**Stated problem:** Give every line below again, exactly.

**Supplied records:**
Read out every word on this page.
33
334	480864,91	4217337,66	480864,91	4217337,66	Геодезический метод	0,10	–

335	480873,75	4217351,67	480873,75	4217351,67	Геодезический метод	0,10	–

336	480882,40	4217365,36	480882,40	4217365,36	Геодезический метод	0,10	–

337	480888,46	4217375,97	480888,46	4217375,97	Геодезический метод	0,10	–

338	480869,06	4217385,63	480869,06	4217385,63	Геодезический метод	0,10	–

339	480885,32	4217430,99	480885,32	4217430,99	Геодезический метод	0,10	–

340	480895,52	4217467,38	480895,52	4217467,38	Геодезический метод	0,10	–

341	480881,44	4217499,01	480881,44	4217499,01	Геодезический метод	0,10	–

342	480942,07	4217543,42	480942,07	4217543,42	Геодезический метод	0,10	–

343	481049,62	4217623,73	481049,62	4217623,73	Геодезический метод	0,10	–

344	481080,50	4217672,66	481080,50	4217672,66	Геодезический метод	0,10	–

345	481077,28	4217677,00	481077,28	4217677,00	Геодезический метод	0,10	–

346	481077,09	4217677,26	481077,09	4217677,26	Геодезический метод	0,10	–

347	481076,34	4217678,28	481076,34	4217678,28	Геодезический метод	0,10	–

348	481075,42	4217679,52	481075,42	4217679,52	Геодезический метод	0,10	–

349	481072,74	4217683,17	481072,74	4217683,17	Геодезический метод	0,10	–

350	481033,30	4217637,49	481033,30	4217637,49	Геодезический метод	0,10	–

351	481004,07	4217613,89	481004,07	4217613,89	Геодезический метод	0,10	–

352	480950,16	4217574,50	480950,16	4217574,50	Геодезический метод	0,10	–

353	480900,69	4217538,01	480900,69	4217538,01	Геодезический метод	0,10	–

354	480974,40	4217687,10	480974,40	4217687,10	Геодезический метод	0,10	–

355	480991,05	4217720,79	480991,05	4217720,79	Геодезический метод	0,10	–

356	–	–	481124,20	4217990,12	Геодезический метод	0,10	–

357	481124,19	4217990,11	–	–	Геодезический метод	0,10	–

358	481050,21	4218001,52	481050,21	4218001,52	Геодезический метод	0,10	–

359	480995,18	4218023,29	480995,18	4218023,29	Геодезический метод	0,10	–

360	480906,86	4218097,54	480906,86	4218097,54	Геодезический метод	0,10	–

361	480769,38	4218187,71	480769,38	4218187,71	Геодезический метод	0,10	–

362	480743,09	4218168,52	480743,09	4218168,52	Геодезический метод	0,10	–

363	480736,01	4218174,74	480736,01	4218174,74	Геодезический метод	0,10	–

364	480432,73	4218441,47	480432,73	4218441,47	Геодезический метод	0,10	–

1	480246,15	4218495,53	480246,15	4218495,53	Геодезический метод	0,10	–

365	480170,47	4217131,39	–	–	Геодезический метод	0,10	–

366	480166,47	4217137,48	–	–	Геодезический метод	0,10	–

**Expected answer:**
Read out every word on this page.
33
334	480864,91	4217337,66	480864,91	4217337,66	Геодезический метод	0,10	–

335	480873,75	4217351,67	480873,75	4217351,67	Геодезический метод	0,10	–

336	480882,40	4217365,36	480882,40	4217365,36	Геодезический метод	0,10	–

337	480888,46	4217375,97	480888,46	4217375,97	Геодезический метод	0,10	–

338	480869,06	4217385,63	480869,06	4217385,63	Геодезический метод	0,10	–

339	480885,32	4217430,99	480885,32	4217430,99	Геодезический метод	0,10	–

340	480895,52	4217467,38	480895,52	4217467,38	Геодезический метод	0,10	–

341	480881,44	4217499,01	480881,44	4217499,01	Геодезический метод	0,10	–

342	480942,07	4217543,42	480942,07	4217543,42	Геодезический метод	0,10	–

343	481049,62	4217623,73	481049,62	4217623,73	Геодезический метод	0,10	–

344	481080,50	4217672,66	481080,50	4217672,66	Геодезический метод	0,10	–

345	481077,28	4217677,00	481077,28	4217677,00	Геодезический метод	0,10	–

346	481077,09	4217677,26	481077,09	4217677,26	Геодезический метод	0,10	–

347	481076,34	4217678,28	481076,34	4217678,28	Геодезический метод	0,10	–

348	481075,42	4217679,52	481075,42	4217679,52	Геодезический метод	0,10	–

349	481072,74	4217683,17	481072,74	4217683,17	Геодезический метод	0,10	–

350	481033,30	4217637,49	481033,30	4217637,49	Геодезический метод	0,10	–

351	481004,07	4217613,89	481004,07	4217613,89	Геодезический метод	0,10	–

352	480950,16	4217574,50	480950,16	4217574,50	Геодезический метод	0,10	–

353	480900,69	4217538,01	480900,69	4217538,01	Геодезический метод	0,10	–

354	480974,40	4217687,10	480974,40	4217687,10	Геодезический метод	0,10	–

355	480991,05	4217720,79	480991,05	4217720,79	Геодезический метод	0,10	–

356	–	–	481124,20	4217990,12	Геодезический метод	0,10	–

357	481124,19	4217990,11	–	–	Геодезический метод	0,10	–

358	481050,21	4218001,52	481050,21	4218001,52	Геодезический метод	0,10	–

359	480995,18	4218023,29	480995,18	4218023,29	Геодезический метод	0,10	–

360	480906,86	4218097,54	480906,86	4218097,54	Геодезический метод	0,10	–

361	480769,38	4218187,71	480769,38	4218187,71	Геодезический метод	0,10	–

362	480743,09	4218168,52	480743,09	4218168,52	Геодезический метод	0,10	–

363	480736,01	4218174,74	480736,01	4218174,74	Геодезический метод	0,10	–

364	480432,73	4218441,47	480432,73	4218441,47	Геодезический метод	0,10	–

1	480246,15	4218495,53	480246,15	4218495,53	Геодезический метод	0,10	–

365	480170,47	4217131,39	–	–	Геодезический метод	0,10	–

366	480166,47	4217137,48	–	–	Геодезический метод	0,10	–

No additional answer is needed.